- _Text_

Oh I know, totally understand that. 

Can either try and adjust my holiday, or settle for going along to Poole Quay - if the car arrives in time of course!! :roll:


----------



## 04DTT (Apr 7, 2006)

For the last numbers of years I was away for the annual TT event. Finally, i'll be able to make one   It will be a bit of a trek, but worth it


----------



## nutts (May 8, 2002)

HighTT said:


> nutts said:
> 
> 
> > Newbies based on experience want a dedicated session set aside to allow them to take it easy alongside people of similar abilities and outlook
> ...


I guess we were then 

Timings are not finalised and we still have a lot to do, but imagine the following as indicative  Things could obviously change and indeed may, dependent on costs and take-up of the various sessions, etc


----------



## jampott (Sep 6, 2003)

Am I an 'other Audi' or 'exotica'? :lol:


----------



## TT4PJ (May 5, 2004)

jampott said:


> Am I an 'other Audi' or 'exotica'? :lol:


Hiya,
That is a really good question!
After driving past my local Audi dealer in my van this week and seeing a silver R8 on the forcourt I had to pull up into a layby and wipe the drool of the steering wheel. 8)
I would say exotica.


----------



## redTT (Nov 16, 2006)

Will parking be inside the actual arena (NASCAR bowl).

[Box coordinate listings]
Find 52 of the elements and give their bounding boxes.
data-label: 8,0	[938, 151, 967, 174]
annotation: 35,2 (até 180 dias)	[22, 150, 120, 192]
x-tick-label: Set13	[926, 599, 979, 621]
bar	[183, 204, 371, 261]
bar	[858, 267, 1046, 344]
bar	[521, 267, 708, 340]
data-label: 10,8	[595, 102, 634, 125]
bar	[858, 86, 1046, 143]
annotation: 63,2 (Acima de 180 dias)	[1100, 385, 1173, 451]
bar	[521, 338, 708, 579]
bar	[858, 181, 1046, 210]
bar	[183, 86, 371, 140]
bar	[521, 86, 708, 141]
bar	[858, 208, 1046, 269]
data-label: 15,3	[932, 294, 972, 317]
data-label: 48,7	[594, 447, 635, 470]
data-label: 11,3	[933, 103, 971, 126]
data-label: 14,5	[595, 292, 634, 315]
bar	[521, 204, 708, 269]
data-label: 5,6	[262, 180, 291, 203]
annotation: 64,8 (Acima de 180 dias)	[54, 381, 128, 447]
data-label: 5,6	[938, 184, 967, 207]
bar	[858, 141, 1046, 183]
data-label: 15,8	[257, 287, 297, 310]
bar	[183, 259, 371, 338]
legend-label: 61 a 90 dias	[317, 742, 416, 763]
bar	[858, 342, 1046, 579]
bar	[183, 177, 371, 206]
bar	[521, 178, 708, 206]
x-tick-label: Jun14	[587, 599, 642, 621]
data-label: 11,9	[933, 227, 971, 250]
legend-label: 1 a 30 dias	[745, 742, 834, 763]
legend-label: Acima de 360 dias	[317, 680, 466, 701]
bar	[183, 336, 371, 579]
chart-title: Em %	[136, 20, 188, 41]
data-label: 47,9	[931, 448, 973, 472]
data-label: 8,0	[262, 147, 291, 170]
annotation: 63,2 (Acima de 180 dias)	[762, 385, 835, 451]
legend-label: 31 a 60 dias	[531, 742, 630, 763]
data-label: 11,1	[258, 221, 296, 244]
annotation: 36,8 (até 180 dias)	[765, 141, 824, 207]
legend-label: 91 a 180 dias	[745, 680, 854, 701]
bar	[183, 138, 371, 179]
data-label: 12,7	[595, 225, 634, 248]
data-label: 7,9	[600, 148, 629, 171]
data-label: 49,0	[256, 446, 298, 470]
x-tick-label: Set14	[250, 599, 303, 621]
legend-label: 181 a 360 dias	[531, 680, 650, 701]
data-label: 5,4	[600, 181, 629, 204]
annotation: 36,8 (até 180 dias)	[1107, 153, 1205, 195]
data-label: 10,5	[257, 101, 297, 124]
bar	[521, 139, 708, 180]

- _Tasks_
[1] Which usernames appear in the post headers of the TT event forum thread? List every one.
[2] Can you carry the TT event forum thread on from its last post?

- _Outputs for the tasks_
[1] 04DTT, nutts, jampott, TT4PJ, redTT

[2]
The last time i went here, the car park outside was unmade and the place was an absolute sh*thole.


----------



## Mark Davies (Apr 10, 2007)

nutts said:


> Booking large venues such as this poses a huge problem. We were provisionally booked with Donnington since last year for the 20th July, but they wouldn't let us confirm until the new year... they have to ensure that all the large events have first choice (Moto GP, Download, etc). So first week of Jan and I ring to find out that they've given "our" weekend away :? and not much choice left, but scraps.
> 
> So for the past month we've been working like fecking crazy trying to find alternative venues :? and negotiating down from what was a huge cost.
> 
> We did everything very quickly  in fact this is the earliest by a factor of a couple of months we've ever announced it :?


I can understand the difficulties you've had, but if they are going to take a provisional booking and then kick us into touch for a bigger player does that not indicate that perhaps we've been a little over-ambitious with our choice of venue?

Maybe we should consider a smaller venue to whom we would be a 'big player' who would be happy to give us a fixed weekend in the calendar each and every year - then we all know where we are at. June and July are busy periods for all of us and I'm sure I'm not the only person who'd really like to come but keeps missing out year on year because I can't put my life on hold waiting for dates to finally be announced. I just wonder how many more people could come, and so how much more succesful the EvenTT could be, if it was just a little more like a 'regular fixture'.


----------



## nutts (May 8, 2002)

Your view certainly "your view" Mark  Other views at other times from other members include "I'm not going to the same venue twice" or "The club needs to strive to become bigger & better when putting on their annual events"

Unfortunately, we will never please all of the people all of the time. :?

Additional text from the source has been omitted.